● EXTRAIT PRÉSENTÉ
┄┄┄┄┄┄┄┄┄┄

Je fais partie du très faible pourcentage de médecins ayant refusé les primes de la nouvelle convention, et je suis affligé de lire les couvertures des magazines de la presse médicale. Il y est fait l'éloge du fameux P4P dont il semblerait que la traduction acronymique de Payment for performance et non four ( 4 en anglais) se soit mal faite! .
On fait de ce paiement à la performance (en français) une avancée considérable pour les médecins; en effet, jusqu’à maintenant, on ne savait pas qu'il fallait vacciner la population (tiens au fait pourquoi seulement la grippe?) qu'il fallait surveiller et normaliser nos patients hypertendus et/ ou diabétiques, afficher nos horaires de consultation ( il me semble que cela figure depuis bien longtemps sur nos plaques professionnelles!!) et que, avoir un dossier informatisé permettait d'avoir un meilleur suivi des patients ( j'ajoute qu'éditer une ordonnance par l’informatique est plus lisible pour le pharmacien et pour le malade , et est sécurisée par le filtre du logiciel qui alerte sur les interactions, allergies ou intolérances). Je dis bravo à toutes les têtes pensantes qui nous annoncent tous ces "scoops"( en franglais) et qui ont bien mis quinze ans à s'en rendre compte ! ( et encore, l'estimation est faible)
Comment tolérer une telle infantilisation?
Je ne fais pas partie des confrères rétrogrades qui rechignent à utiliser l'informatique et, en même temps, se plaignent de crouler sous la paperasse; les nouvelles technologies permettent de gagner du temps, et de travailler presque en temps réel; je déplore que ces techniques ne soient pas encore utilisées à 100 % de leurs possibilités; c'est un progrès extraordinaire pour les patients et les médecins; que ceux qui le nient reviennent à la voiture à cheval pour faire leurs visites!

┄┄┄┄┄┄┄┄┄┄

● DONNÉES FOURNIES
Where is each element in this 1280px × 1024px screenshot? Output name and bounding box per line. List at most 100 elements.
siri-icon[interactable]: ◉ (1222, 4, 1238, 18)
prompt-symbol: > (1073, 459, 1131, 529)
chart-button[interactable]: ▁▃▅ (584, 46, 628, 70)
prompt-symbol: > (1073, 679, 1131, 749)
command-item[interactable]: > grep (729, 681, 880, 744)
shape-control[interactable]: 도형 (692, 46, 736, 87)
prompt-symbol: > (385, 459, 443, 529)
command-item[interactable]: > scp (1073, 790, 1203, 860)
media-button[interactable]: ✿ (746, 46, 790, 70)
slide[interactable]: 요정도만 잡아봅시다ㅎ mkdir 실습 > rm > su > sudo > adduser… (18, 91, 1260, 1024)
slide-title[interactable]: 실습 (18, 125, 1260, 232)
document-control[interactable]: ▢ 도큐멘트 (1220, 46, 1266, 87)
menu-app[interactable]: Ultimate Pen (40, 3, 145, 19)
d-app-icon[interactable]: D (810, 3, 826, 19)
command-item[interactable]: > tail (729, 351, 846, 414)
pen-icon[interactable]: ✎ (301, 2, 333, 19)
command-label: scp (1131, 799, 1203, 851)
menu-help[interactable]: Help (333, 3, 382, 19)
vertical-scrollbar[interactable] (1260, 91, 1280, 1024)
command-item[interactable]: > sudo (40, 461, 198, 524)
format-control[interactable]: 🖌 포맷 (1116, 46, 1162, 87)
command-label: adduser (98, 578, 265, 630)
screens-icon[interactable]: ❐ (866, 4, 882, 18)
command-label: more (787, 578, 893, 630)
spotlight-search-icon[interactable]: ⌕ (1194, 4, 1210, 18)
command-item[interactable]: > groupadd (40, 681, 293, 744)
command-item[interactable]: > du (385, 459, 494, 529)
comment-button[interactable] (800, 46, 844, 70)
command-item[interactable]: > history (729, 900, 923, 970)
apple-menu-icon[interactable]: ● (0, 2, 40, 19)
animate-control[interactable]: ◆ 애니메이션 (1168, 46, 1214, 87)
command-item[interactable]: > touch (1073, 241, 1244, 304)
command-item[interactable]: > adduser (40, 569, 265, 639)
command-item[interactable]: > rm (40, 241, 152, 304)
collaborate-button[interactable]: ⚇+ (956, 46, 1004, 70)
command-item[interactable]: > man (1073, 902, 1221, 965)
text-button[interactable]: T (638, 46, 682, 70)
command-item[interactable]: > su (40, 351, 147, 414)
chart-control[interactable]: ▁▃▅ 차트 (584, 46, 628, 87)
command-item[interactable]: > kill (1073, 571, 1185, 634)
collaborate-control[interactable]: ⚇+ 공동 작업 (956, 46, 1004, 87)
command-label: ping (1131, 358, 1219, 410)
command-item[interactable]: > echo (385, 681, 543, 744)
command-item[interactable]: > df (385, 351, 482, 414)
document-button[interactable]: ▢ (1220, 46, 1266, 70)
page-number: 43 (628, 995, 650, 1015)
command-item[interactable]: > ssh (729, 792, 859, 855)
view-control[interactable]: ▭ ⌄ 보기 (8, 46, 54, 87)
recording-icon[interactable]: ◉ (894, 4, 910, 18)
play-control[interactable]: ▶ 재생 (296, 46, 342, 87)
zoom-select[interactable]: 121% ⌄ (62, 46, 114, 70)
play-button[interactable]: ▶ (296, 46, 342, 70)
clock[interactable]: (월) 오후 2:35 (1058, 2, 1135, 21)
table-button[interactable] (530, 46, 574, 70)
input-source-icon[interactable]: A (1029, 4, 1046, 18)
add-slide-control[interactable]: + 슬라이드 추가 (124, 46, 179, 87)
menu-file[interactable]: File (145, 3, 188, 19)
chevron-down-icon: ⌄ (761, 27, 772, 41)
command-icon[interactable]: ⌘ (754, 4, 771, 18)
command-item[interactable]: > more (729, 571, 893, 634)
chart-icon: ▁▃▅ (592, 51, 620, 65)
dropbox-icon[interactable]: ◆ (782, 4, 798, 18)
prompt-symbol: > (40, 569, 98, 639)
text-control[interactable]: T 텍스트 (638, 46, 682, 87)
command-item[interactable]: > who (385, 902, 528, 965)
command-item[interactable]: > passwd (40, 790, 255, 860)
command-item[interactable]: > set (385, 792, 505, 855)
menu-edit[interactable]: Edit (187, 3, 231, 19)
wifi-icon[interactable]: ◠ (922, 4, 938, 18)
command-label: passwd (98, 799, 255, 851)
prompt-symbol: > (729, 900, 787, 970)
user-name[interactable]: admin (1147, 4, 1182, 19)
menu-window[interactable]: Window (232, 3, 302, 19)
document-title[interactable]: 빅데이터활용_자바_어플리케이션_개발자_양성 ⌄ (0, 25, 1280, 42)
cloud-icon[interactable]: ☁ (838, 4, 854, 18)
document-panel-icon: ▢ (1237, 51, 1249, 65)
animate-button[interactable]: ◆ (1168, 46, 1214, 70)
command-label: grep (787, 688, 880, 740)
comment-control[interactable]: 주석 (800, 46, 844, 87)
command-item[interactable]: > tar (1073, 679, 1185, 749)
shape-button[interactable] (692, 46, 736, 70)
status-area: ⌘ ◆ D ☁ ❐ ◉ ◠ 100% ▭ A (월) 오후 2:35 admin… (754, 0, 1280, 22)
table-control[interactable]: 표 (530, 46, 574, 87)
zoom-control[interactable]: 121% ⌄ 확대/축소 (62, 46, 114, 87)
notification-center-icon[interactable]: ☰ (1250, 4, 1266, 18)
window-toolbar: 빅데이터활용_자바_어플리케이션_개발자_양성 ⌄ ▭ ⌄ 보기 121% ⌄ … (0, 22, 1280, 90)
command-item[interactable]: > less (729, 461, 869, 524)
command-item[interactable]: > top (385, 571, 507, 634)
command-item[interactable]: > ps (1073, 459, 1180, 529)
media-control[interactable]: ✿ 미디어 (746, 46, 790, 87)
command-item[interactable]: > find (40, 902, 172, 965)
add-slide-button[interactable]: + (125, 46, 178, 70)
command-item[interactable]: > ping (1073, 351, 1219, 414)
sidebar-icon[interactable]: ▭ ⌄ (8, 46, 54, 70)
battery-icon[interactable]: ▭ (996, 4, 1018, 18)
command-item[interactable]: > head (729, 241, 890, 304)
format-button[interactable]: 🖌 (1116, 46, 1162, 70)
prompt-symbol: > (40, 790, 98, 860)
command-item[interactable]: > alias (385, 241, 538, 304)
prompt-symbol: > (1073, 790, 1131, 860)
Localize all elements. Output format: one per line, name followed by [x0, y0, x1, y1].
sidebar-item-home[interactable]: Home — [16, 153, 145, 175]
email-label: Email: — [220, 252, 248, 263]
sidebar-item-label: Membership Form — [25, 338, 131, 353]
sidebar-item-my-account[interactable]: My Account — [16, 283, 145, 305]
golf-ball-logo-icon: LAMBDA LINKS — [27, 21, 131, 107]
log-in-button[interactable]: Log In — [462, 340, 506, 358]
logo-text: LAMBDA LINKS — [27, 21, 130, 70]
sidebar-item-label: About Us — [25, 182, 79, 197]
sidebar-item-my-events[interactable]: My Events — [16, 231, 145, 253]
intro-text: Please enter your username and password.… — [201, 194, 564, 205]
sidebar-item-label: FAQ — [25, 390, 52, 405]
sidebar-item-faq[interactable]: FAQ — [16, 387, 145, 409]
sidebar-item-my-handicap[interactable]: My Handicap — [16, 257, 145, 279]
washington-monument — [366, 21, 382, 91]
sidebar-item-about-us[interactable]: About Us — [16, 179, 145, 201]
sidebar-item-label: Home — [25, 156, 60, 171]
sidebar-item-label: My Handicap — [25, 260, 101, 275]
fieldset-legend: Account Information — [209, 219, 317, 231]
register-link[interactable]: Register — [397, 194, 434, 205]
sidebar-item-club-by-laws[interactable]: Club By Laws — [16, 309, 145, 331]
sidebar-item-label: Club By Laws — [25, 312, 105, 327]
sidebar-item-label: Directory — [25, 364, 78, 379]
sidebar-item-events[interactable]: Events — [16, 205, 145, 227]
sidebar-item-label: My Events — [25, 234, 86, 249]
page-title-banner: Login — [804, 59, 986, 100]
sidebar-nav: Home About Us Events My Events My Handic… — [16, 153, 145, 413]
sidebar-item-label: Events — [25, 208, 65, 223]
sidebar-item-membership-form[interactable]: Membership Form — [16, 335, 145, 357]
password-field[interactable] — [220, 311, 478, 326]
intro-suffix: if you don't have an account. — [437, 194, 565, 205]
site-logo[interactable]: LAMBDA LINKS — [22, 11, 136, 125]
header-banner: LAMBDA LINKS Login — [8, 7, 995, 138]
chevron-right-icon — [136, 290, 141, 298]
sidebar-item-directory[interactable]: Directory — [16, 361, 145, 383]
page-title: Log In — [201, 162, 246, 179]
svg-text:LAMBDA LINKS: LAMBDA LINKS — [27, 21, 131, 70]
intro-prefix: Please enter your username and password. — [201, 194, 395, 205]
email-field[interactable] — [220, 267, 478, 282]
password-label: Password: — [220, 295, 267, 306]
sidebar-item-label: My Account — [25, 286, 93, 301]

┄┄┄┄┄┄┄┄┄┄

● TRAVAIL À FAIRE
A. Recopiez, dans le texte sur le paiement à la performance, tout ce qui va de « Je fais partie » jusqu'à « mal faite! . ».
B. Selon le texte sur le paiement à la performance, combien d'années les « têtes pensantes » ont-elles mis à se rendre compte de ces « scoops » ?
C. Énumérez toutes les pratiques que, d'après le texte sur le paiement à la performance, on présente comme si les médecins ne savaient pas jusque-là qu'il fallait les adopter.

● RÉPONSES PAR CONSIGNE
A.
Je fais partie du très faible pourcentage de médecins ayant refusé les primes de la nouvelle convention, et je suis affligé de lire les couvertures des magazines de la presse médicale. Il y est fait l'éloge du fameux P4P dont il semblerait que la traduction acronymique de Payment for performance et non four ( 4 en anglais) se soit mal faite! .

B. Quinze ans.

C.
- Vacciner la population contre la grippe
- Surveiller et normaliser les patients hypertendus et/ou diabétiques
- Afficher les horaires de consultation
- Avoir un dossier informatisé pour un meilleur suivi des patients